● Testo di partenza
"""
Il 5 febbraio 2015, a Reggio Calabria ed in alcuni comuni limitrofi, i Carabinieri del Comando Provinciale di Reggio Calabria, in collaborazione con i militari dello Squadrone Cacciatori di Calabria, hanno dato esecuzione ad un’Ordinanza di Custodia Cautelare, emessa dal G.I.P. presso il Tribunale di Reggio Calabria su richiesta della locale Procura della Repubblica – Direzione Distrettuale Antimafia di Reggio Calabria– nei confronti di 8 persone alle quali, a vario titolo, vengono contestati i reati di:
– associazione di tipo mafioso (artt. 416 bis, commi 1°, 2°, 3°, 4°, 5° e art. 71 d.lvo nr. 159/11, 99 co. 2, 3 e 4 c.p.);
– concorso in detenzione, vendita e cessione di sostanze stupefacenti, aggravati dall’aver favorito un sodalizio di tipo mafioso (artt. 81 cpv, 110, 99 c.p., artt. 73 D.P.R. 309 del 1990 e art. 7 d.l. 152/91 conv. in legge 203/1991);
– detenzione, trasporto e cessione di esplosivo bellico del tipo “C-4” aggravato dalle modalità mafiose(artt. 2 della legge 895/1967 (come sostituito dall’art. 10 l. 497/74);
– concorso in tentata estorsione aggravato dalle modalità mafiose (artt. 110, 629 co. 2, 99 c.p., 7 L. n. 203/91).
Premessa
L’odierna operazione rappresenta la naturale prosecuzione dell’operazione convenzionalmente denominata “TNT” che lo scorso aprile, portò all’arresto di 10 persone.
Quell’attività investigativa, condotta sempre dai militari del Nucleo Investigativo del Comando Provinciale dei Carabinieri di Reggio Calabria, aveva preso l’avvio a seguito dell’arresto operato, in tempi diversi, di due soggetti: BATTAGLIA Domenico Demetrio e BERLINGERI Damiano Roberto.
Nello specifico, nel corso di una perquisizione domiciliare, i Carabinieri, nell’aprile del 2012, traevano in arresto BATTAGLIA, a seguito del ritrovamento all’interno della sua abitazione di 10 formelle di esplosivo del tipo tritolo per un peso complessivo di oltre 2 Kg., di 5 detonatori e di numerose munizioni di diverso tipo e calibro.
L’arresto di BATTAGLIA per detenzione di tritolo, riconosciuto dello stesso tipo di quello rinvenuto nelle stive della nave “LAURA C” affondata durante l’ultimo conflitto mondiale nei fondali antistanti Saline Joniche (RC), forniva l’input per avviare le indagini volte ad individuare la provenienza del suddetto materiale esplodente, indagini di cui in passato si era più volte occupata anche la Direzione Distrettuale Antimafia di Reggio Calabria, ravvisandovi il coinvolgimento della criminalità organizzata.
"""
● Materiale fornito
"""
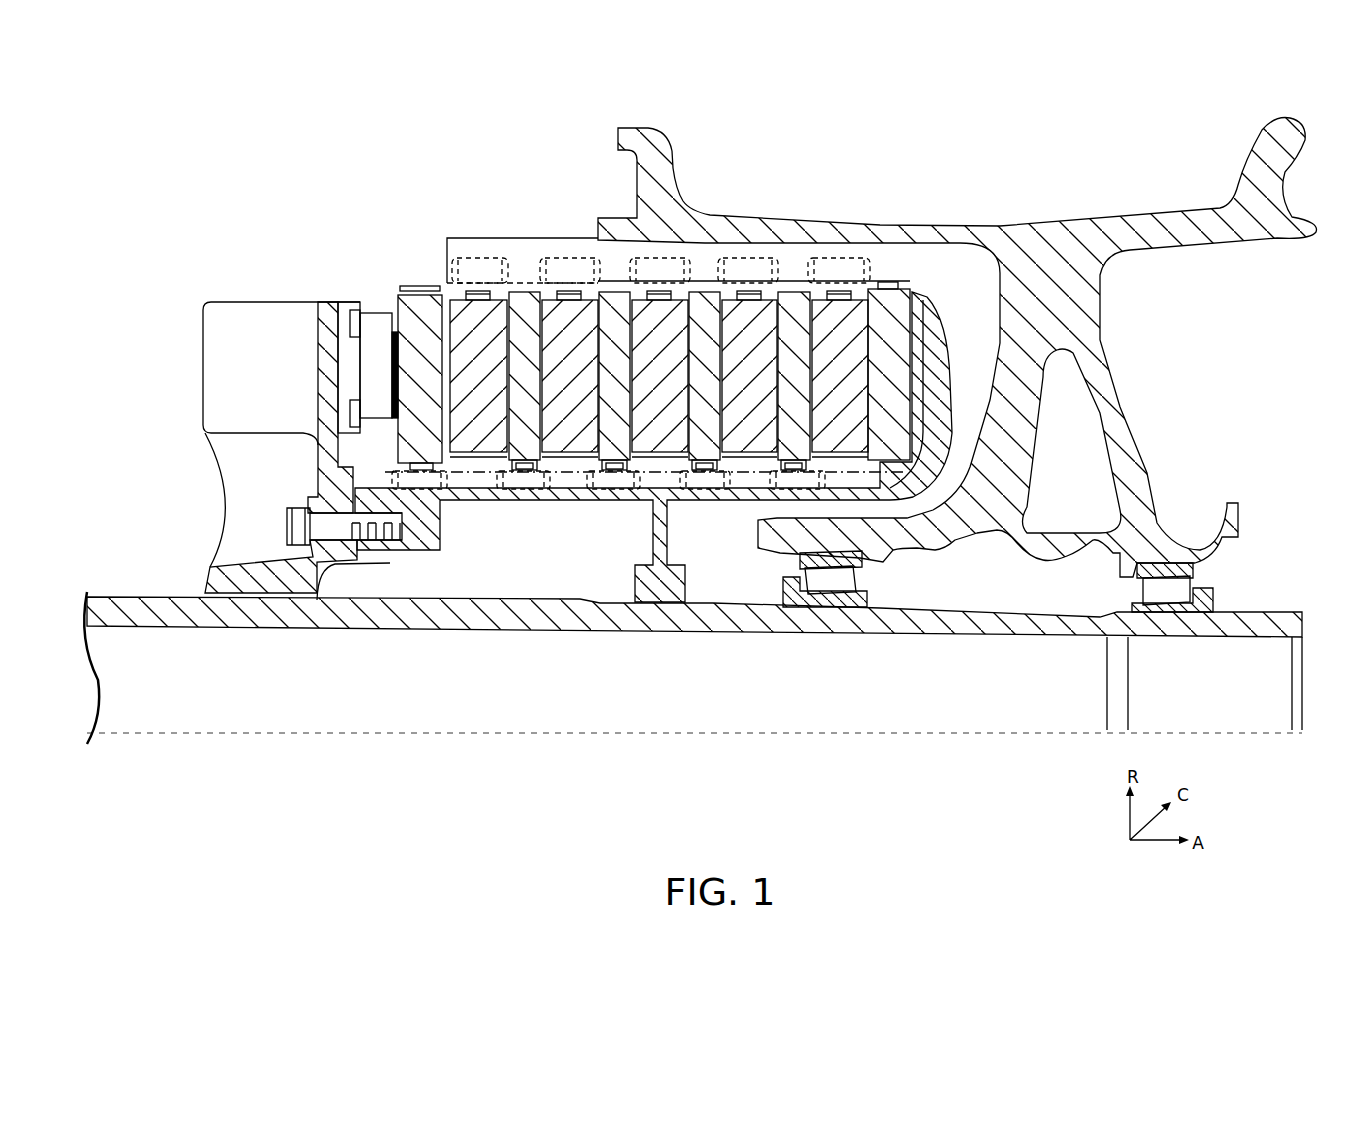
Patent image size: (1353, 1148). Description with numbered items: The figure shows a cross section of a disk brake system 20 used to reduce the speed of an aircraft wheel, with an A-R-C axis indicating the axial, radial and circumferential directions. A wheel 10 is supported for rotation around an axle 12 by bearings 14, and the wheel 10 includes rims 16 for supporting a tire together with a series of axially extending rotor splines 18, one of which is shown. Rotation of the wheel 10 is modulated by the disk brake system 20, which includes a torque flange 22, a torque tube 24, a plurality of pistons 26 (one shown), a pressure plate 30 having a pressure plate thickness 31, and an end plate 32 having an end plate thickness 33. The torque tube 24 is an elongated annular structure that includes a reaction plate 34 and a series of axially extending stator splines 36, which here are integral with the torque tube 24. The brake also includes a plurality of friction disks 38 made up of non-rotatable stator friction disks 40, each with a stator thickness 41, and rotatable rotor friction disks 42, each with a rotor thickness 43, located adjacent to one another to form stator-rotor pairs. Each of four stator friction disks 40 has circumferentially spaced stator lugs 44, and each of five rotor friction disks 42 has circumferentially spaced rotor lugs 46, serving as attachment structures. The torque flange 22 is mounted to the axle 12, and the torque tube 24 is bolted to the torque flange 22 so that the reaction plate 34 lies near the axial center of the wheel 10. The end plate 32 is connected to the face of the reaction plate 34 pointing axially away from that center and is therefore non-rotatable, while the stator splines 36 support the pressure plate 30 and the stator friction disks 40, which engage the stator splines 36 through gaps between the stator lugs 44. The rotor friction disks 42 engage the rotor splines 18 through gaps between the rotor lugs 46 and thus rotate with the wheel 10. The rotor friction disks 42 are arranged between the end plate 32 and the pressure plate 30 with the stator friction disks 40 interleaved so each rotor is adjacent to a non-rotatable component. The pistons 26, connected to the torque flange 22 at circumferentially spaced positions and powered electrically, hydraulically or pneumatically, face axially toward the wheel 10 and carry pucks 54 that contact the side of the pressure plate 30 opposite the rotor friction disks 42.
"""
● Consegna
Secondo il testo di partenza sull'operazione dei Carabinieri a Reggio Calabria, quante persone furono arrestate con l'operazione denominata "TNT"?

● Risposta corretta
L'operazione "TNT" portò all'arresto di 10 persone.